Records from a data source
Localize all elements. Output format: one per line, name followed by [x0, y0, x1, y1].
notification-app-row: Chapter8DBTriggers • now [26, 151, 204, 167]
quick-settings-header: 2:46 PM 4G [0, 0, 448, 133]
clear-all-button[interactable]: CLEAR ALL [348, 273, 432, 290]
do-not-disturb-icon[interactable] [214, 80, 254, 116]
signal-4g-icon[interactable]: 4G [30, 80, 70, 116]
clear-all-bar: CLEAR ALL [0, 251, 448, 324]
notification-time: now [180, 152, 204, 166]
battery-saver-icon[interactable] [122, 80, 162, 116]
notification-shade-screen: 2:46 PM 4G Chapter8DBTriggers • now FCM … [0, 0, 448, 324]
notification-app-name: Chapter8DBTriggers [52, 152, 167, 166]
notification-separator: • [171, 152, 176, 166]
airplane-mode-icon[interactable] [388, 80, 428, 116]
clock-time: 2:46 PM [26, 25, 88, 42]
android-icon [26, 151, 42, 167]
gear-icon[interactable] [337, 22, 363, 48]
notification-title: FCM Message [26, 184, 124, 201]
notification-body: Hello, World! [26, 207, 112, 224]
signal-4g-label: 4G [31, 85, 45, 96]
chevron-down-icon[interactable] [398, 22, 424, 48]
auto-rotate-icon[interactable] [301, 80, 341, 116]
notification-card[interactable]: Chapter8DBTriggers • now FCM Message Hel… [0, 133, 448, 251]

Task brief:
Rewrite all the entries above, changing "Chapter8DBTriggers" to "Chapter9DBTriggers" everywhere it appears and leaving every other character unchanged.

Final result:
Localize all elements. Output format: one per line, name followed by [x0, y0, x1, y1].
notification-app-row: Chapter9DBTriggers • now [26, 151, 204, 167]
quick-settings-header: 2:46 PM 4G [0, 0, 448, 133]
clear-all-button[interactable]: CLEAR ALL [348, 273, 432, 290]
do-not-disturb-icon[interactable] [214, 80, 254, 116]
signal-4g-icon[interactable]: 4G [30, 80, 70, 116]
clear-all-bar: CLEAR ALL [0, 251, 448, 324]
notification-time: now [180, 152, 204, 166]
battery-saver-icon[interactable] [122, 80, 162, 116]
notification-shade-screen: 2:46 PM 4G Chapter9DBTriggers • now FCM … [0, 0, 448, 324]
notification-app-name: Chapter9DBTriggers [52, 152, 167, 166]
notification-separator: • [171, 152, 176, 166]
airplane-mode-icon[interactable] [388, 80, 428, 116]
clock-time: 2:46 PM [26, 25, 88, 42]
android-icon [26, 151, 42, 167]
gear-icon[interactable] [337, 22, 363, 48]
notification-title: FCM Message [26, 184, 124, 201]
notification-body: Hello, World! [26, 207, 112, 224]
signal-4g-label: 4G [31, 85, 45, 96]
chevron-down-icon[interactable] [398, 22, 424, 48]
auto-rotate-icon[interactable] [301, 80, 341, 116]
notification-card[interactable]: Chapter9DBTriggers • now FCM Message Hel… [0, 133, 448, 251]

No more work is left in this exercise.